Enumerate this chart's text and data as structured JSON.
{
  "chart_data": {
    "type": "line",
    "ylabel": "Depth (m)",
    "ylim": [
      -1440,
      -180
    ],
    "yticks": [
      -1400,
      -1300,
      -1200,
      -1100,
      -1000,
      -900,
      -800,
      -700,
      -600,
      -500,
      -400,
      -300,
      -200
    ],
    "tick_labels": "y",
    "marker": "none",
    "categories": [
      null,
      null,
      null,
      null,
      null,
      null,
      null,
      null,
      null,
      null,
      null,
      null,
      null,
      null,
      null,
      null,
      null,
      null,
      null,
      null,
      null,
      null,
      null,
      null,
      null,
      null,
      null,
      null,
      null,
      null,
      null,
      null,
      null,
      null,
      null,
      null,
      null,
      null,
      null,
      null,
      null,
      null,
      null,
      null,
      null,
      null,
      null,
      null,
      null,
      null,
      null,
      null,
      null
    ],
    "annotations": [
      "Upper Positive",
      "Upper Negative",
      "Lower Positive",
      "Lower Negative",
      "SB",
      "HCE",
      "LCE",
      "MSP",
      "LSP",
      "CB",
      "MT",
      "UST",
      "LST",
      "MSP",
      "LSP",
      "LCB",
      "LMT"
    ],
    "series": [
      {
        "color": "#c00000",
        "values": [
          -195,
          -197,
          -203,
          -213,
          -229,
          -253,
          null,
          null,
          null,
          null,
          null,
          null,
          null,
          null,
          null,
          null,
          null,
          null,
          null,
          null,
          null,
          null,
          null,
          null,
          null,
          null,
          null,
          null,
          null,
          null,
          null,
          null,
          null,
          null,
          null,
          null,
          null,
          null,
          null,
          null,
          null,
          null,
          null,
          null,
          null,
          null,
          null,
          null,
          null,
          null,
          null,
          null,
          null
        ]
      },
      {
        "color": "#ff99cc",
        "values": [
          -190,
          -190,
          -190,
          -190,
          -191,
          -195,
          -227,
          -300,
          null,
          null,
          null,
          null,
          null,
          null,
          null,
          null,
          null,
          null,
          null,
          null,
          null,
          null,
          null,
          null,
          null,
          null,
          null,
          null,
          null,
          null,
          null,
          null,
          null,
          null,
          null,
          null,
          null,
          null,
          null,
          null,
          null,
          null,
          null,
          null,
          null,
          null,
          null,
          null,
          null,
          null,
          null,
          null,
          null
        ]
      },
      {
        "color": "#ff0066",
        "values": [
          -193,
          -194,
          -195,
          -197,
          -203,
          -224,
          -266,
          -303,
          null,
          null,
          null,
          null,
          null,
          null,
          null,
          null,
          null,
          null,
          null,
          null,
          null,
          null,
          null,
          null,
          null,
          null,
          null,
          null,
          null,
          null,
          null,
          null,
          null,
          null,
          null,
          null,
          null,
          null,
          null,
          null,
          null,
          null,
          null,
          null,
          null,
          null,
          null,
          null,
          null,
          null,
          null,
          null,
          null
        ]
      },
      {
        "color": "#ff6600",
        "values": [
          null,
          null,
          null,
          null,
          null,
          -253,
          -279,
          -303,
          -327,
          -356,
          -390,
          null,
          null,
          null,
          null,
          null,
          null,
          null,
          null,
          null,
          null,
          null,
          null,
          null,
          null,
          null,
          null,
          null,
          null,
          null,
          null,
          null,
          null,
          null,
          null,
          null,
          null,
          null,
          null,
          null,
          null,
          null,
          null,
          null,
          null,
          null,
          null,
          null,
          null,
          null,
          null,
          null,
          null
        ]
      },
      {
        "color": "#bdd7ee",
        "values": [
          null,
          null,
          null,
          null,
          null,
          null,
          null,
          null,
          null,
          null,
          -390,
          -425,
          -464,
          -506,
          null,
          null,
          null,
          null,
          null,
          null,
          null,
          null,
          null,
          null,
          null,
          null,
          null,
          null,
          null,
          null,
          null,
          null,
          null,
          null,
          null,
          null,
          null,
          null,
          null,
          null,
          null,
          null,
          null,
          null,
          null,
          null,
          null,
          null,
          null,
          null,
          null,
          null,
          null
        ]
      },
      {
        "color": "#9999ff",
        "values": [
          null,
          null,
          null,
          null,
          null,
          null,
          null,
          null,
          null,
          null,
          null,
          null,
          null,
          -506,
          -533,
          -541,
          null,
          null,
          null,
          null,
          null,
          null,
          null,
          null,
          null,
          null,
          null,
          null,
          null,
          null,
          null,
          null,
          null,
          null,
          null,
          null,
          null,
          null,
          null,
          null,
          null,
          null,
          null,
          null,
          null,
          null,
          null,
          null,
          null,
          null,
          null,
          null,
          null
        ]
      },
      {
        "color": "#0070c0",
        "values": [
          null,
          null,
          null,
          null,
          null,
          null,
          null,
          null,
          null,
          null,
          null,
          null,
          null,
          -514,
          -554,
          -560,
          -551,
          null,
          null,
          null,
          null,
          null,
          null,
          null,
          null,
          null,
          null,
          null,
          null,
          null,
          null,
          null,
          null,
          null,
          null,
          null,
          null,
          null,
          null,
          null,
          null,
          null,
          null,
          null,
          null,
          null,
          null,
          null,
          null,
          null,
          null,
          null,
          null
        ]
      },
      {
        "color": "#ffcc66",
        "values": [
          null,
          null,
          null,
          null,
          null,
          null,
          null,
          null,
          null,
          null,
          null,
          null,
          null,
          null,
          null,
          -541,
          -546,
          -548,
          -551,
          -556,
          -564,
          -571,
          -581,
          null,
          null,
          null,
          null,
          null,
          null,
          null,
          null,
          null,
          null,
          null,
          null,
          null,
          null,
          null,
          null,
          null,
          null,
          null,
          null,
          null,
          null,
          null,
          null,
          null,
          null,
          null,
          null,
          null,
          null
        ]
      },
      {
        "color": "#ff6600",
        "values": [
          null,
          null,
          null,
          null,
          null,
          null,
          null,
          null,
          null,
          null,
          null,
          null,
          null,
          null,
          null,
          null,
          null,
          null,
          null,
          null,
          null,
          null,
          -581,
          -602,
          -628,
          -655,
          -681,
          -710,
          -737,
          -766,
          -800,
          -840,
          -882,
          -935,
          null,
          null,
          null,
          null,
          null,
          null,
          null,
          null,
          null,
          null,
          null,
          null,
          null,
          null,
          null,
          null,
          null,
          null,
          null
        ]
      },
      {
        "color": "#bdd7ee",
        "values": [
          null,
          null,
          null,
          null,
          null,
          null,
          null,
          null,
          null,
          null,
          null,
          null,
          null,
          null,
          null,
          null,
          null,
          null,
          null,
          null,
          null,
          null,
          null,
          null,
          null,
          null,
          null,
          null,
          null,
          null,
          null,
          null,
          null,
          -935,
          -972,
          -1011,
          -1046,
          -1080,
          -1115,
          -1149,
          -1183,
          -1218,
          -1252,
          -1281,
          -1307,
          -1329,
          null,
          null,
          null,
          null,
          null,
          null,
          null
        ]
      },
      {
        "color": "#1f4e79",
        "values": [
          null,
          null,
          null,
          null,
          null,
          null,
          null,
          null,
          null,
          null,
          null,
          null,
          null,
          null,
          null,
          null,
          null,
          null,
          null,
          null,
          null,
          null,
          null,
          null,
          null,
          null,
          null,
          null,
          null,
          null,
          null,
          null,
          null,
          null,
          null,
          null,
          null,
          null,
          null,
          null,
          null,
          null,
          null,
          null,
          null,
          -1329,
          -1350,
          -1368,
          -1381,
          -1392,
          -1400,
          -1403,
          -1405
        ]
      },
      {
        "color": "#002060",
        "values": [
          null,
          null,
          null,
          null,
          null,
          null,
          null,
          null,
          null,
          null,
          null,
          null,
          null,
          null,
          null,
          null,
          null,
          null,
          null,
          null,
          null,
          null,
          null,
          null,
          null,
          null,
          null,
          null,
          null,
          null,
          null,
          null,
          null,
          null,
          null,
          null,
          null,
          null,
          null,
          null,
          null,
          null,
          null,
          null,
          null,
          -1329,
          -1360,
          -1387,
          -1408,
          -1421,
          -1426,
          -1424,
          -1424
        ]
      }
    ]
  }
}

+===+

Write out each line of the data that holds the string "color".

COMPLETED EXERCISE:
        "color": "#c00000",
        "color": "#ff99cc",
        "color": "#ff0066",
        "color": "#ff6600",
        "color": "#bdd7ee",
        "color": "#9999ff",
        "color": "#0070c0",
        "color": "#ffcc66",
        "color": "#ff6600",
        "color": "#bdd7ee",
        "color": "#1f4e79",
        "color": "#002060",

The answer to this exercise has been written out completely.